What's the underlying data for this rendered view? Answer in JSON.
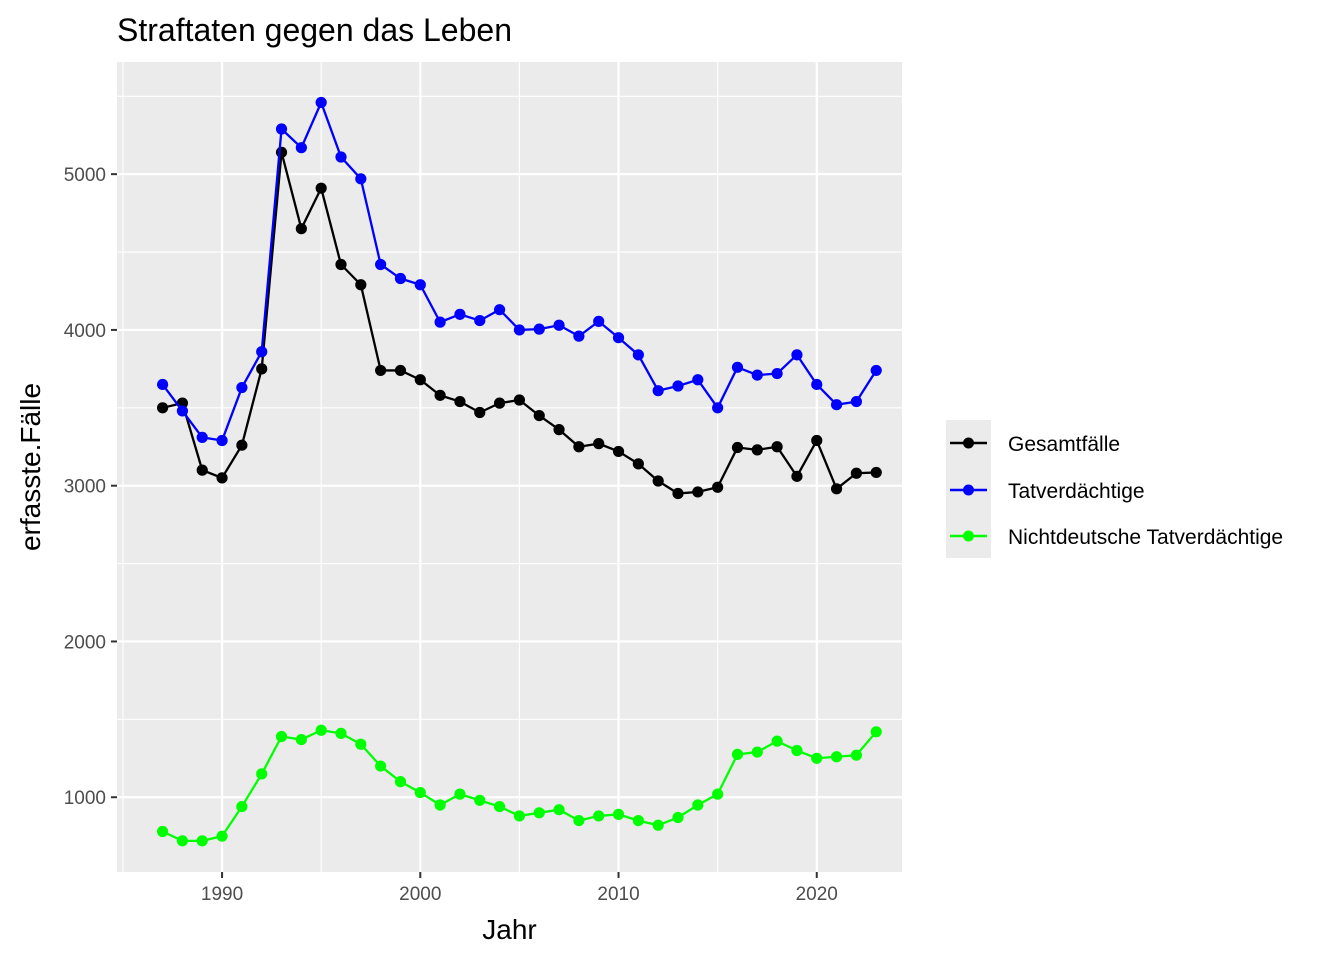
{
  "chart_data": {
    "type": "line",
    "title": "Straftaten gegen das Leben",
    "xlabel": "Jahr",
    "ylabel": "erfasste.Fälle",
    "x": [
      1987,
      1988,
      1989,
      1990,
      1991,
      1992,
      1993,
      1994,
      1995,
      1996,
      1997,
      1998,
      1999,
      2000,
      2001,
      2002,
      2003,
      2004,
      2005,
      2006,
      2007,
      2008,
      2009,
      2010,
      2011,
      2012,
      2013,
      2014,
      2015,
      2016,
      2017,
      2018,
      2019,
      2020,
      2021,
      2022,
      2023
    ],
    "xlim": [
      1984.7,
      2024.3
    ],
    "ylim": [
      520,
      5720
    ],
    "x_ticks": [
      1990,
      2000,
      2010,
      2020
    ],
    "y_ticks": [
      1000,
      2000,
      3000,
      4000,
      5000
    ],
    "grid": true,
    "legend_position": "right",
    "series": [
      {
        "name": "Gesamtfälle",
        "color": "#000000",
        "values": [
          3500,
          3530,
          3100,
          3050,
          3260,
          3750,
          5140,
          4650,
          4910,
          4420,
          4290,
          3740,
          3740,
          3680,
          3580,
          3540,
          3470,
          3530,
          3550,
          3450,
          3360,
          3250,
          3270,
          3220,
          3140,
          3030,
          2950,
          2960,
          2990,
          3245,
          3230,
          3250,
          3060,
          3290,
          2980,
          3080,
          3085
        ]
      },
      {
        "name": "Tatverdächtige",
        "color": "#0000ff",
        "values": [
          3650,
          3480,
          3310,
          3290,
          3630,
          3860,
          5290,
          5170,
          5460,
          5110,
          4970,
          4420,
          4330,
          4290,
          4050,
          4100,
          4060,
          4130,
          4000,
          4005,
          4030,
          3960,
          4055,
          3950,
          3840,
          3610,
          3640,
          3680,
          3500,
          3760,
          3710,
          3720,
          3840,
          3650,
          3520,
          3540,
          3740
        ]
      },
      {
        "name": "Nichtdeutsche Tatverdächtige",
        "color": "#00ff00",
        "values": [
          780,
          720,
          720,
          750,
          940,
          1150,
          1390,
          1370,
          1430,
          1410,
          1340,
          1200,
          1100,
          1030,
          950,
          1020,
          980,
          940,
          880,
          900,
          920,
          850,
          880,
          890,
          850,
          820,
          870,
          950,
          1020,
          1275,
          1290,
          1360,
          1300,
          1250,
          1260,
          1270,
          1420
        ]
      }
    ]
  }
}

=====

(Direction) Copy out each line in the preceding records that contains "Tatverdächtige".

(Solution to this problem)
        "name": "Tatverdächtige",
        "name": "Nichtdeutsche Tatverdächtige",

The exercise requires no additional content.